— Task to carry out —
Give every line from the entries that contains "казенных".

===

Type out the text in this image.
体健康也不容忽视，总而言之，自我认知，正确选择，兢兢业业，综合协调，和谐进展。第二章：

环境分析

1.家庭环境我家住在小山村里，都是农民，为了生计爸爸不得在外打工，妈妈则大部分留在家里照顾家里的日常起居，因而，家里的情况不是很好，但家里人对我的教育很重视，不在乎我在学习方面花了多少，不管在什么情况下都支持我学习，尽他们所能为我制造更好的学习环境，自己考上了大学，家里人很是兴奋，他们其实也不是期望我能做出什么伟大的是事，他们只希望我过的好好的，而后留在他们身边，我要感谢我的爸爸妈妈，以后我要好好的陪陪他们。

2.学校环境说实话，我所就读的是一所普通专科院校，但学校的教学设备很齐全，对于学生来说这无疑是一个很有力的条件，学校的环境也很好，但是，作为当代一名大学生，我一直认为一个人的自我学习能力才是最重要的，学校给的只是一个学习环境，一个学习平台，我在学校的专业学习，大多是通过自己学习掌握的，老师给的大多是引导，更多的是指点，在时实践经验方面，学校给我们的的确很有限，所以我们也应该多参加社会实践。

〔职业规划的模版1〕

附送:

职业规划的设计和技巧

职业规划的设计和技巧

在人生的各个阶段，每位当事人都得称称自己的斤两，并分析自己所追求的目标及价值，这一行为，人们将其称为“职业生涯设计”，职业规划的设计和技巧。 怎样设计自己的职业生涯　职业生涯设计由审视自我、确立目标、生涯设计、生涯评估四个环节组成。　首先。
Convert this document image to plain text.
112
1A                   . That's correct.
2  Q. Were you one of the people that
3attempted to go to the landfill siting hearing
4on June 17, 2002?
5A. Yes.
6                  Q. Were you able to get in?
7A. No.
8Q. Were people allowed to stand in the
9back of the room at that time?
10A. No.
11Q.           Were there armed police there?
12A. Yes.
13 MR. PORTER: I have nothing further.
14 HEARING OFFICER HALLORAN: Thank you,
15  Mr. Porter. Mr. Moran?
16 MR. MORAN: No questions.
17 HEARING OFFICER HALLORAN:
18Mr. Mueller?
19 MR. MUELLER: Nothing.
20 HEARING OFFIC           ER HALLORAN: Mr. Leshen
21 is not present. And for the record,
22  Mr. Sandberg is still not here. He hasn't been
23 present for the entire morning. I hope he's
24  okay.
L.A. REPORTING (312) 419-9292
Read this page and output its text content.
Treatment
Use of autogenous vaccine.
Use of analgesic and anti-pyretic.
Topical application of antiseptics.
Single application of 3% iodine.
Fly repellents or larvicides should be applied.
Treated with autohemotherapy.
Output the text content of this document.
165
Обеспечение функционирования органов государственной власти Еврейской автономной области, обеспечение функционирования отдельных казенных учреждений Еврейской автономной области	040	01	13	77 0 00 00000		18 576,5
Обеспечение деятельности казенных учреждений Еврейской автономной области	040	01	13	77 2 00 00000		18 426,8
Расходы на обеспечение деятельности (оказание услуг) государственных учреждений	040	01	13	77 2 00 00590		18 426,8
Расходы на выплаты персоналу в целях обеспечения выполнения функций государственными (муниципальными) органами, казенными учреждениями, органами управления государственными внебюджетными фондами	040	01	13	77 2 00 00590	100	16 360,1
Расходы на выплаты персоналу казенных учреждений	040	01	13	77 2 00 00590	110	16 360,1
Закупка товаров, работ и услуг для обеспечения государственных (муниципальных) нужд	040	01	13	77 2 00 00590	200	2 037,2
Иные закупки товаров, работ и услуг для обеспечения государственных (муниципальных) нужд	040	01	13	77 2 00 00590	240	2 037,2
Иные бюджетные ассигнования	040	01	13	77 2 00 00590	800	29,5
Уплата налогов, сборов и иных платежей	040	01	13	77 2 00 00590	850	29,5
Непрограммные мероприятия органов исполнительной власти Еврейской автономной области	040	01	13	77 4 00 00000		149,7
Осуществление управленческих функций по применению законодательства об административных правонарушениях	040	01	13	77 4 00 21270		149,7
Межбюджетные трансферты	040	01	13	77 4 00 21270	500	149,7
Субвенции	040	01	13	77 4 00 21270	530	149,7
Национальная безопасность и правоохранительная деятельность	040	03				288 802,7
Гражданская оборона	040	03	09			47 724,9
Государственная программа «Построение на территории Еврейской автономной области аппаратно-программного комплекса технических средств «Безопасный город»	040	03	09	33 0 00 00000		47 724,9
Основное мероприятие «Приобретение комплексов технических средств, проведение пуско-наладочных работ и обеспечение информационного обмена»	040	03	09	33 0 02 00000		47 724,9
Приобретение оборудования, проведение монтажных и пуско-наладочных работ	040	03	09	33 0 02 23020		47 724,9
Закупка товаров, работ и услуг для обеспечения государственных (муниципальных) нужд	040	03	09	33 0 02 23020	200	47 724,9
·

===

— Answer to the task —
Обеспечение функционирования органов государственной власти Еврейской автономной области, обеспечение функционирования отдельных казенных учреждений Еврейской автономной области	040	01	13	77 0 00 00000		18 576,5
Обеспечение деятельности казенных учреждений Еврейской автономной области	040	01	13	77 2 00 00000		18 426,8
Расходы на выплаты персоналу казенных учреждений	040	01	13	77 2 00 00590	110	16 360,1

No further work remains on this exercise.